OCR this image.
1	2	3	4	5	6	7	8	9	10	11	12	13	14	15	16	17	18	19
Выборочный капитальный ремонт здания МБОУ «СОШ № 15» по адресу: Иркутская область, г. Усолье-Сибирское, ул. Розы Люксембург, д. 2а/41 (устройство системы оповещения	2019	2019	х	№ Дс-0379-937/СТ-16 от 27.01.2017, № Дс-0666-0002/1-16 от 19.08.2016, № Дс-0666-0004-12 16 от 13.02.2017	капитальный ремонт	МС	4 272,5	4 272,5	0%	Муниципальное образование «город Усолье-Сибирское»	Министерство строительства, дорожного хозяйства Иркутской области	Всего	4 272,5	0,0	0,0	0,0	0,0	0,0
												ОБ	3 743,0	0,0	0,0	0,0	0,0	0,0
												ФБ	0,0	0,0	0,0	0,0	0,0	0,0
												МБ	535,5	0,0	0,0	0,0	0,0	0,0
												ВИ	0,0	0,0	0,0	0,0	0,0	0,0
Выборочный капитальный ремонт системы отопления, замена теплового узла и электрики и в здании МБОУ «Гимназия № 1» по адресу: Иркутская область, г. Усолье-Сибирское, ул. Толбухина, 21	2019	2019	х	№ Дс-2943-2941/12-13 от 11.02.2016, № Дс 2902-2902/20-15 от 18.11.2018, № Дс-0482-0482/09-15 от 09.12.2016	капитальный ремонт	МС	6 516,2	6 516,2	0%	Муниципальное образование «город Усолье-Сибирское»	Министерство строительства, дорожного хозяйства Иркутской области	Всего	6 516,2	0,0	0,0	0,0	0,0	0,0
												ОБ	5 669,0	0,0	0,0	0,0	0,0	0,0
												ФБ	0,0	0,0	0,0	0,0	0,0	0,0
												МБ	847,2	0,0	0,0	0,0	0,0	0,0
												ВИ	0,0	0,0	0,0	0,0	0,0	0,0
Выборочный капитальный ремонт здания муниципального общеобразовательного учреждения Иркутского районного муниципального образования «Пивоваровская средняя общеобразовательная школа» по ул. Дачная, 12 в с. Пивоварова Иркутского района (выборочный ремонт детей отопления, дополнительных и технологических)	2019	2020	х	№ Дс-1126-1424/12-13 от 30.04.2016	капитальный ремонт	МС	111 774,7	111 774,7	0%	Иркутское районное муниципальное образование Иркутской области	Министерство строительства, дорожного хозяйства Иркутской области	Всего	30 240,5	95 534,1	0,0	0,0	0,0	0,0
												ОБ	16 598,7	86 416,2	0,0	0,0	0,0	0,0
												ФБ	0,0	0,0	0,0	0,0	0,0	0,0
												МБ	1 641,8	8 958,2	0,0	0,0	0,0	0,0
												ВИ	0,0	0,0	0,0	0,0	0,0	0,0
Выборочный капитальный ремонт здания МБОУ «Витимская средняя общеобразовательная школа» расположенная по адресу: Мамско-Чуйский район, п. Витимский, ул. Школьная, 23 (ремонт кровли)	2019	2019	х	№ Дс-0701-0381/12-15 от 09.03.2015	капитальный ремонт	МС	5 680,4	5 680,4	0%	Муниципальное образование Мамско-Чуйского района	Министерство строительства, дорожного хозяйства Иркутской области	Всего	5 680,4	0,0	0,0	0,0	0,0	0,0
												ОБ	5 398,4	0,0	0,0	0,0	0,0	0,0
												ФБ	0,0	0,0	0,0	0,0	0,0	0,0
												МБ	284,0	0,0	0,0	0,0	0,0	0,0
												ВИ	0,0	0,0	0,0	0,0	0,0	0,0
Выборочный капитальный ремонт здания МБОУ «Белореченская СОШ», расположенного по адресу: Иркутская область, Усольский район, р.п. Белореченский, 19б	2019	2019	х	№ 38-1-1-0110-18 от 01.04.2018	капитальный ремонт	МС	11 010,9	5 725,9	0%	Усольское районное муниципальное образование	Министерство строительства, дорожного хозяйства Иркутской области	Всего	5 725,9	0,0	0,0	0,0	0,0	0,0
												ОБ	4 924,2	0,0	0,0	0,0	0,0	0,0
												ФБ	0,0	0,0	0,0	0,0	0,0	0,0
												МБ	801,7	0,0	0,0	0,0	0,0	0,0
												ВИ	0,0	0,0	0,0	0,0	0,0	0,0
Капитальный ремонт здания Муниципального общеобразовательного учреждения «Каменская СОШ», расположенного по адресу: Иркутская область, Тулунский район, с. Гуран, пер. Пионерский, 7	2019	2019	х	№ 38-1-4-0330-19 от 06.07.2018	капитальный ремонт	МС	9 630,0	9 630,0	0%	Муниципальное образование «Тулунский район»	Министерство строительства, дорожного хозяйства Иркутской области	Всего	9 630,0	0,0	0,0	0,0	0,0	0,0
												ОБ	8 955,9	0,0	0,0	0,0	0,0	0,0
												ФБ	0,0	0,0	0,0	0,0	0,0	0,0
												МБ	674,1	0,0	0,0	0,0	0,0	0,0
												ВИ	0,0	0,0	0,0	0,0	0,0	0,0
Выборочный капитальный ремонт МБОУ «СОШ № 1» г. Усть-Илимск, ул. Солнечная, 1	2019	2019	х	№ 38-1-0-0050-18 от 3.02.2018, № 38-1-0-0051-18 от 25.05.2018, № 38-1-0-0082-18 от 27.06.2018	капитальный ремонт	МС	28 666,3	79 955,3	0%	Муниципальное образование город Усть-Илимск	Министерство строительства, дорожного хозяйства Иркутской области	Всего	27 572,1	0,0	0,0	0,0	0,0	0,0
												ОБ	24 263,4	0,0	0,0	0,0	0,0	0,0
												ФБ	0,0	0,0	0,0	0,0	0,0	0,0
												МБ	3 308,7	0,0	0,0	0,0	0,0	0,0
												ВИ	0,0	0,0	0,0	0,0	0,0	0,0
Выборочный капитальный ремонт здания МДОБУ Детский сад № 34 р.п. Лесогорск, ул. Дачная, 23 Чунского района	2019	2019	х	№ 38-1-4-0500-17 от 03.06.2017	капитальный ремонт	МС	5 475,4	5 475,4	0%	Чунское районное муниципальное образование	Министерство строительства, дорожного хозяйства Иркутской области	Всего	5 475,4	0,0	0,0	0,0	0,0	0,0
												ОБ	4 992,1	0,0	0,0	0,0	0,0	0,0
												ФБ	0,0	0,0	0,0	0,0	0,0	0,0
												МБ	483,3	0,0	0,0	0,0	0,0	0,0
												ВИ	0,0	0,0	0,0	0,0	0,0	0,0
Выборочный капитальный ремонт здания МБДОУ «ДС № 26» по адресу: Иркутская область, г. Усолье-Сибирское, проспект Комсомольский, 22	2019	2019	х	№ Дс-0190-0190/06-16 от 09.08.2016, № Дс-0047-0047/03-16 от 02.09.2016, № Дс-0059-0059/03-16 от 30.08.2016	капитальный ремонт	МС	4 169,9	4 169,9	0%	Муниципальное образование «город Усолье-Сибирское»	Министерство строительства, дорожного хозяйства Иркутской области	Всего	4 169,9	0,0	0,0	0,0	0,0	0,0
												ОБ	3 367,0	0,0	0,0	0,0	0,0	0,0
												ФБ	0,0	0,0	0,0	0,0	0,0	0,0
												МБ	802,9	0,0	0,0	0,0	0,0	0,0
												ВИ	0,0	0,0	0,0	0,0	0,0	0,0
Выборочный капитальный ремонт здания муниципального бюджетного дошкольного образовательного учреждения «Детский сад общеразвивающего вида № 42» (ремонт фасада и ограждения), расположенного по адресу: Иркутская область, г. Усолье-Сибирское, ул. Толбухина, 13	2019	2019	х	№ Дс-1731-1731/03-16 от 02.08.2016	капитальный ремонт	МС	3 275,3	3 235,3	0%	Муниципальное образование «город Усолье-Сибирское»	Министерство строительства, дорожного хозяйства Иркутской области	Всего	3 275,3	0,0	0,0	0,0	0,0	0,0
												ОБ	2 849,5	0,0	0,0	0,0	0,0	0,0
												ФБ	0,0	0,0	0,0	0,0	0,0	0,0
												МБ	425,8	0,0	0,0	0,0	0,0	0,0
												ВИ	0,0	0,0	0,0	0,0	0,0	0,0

* * *

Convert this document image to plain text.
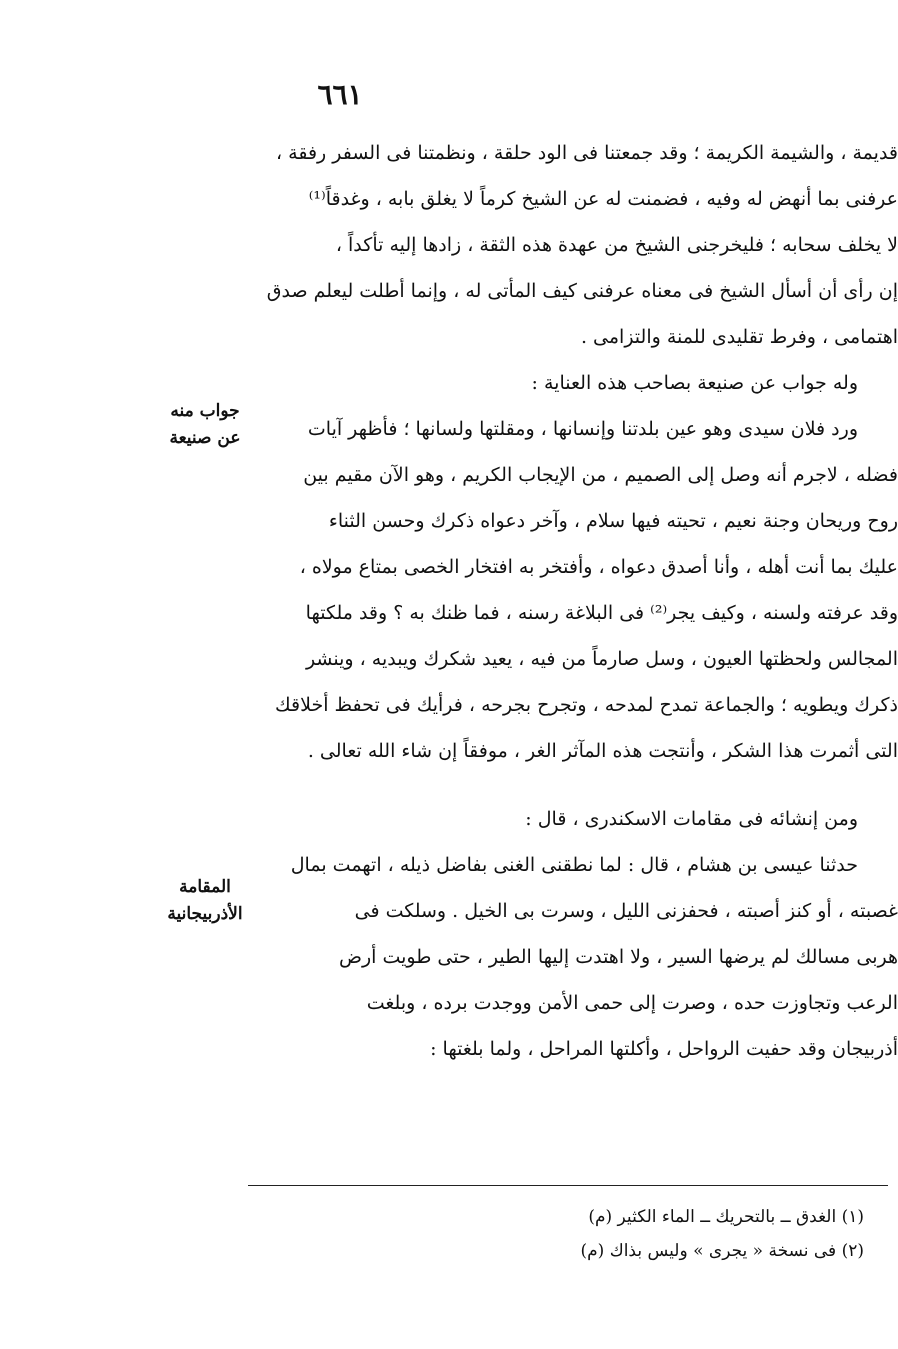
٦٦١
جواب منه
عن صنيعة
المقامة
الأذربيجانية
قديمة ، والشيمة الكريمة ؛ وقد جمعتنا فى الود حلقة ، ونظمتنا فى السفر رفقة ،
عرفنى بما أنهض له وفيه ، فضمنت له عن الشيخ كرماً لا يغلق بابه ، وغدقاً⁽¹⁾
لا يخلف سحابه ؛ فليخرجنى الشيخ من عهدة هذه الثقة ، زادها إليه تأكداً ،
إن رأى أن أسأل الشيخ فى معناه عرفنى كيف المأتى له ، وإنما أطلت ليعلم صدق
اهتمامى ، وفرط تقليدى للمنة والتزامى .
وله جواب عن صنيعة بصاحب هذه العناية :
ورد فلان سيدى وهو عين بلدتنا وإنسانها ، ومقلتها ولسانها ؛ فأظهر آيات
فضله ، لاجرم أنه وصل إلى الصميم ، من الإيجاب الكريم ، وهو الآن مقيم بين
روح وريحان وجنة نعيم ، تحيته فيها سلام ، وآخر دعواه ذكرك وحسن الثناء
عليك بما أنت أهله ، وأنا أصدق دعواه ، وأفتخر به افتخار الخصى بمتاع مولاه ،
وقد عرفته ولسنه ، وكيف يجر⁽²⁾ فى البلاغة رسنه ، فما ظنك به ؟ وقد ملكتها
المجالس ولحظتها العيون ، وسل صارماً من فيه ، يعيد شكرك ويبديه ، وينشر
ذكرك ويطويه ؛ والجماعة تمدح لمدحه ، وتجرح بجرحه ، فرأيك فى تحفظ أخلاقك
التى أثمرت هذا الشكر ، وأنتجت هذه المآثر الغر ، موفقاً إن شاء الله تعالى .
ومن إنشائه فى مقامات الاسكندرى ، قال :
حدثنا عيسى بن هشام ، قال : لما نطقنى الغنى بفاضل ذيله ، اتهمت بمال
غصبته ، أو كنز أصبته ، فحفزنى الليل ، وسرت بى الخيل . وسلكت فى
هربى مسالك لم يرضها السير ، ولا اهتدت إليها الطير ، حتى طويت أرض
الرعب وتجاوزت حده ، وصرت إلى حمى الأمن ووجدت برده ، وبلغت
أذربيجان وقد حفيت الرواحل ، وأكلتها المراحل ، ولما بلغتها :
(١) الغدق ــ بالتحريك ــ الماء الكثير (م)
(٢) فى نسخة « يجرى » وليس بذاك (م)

_Exercise_
Filter the records above and return every line that holds the word "this".

_Answer_
OCR this image.
Convert this document image to plain text.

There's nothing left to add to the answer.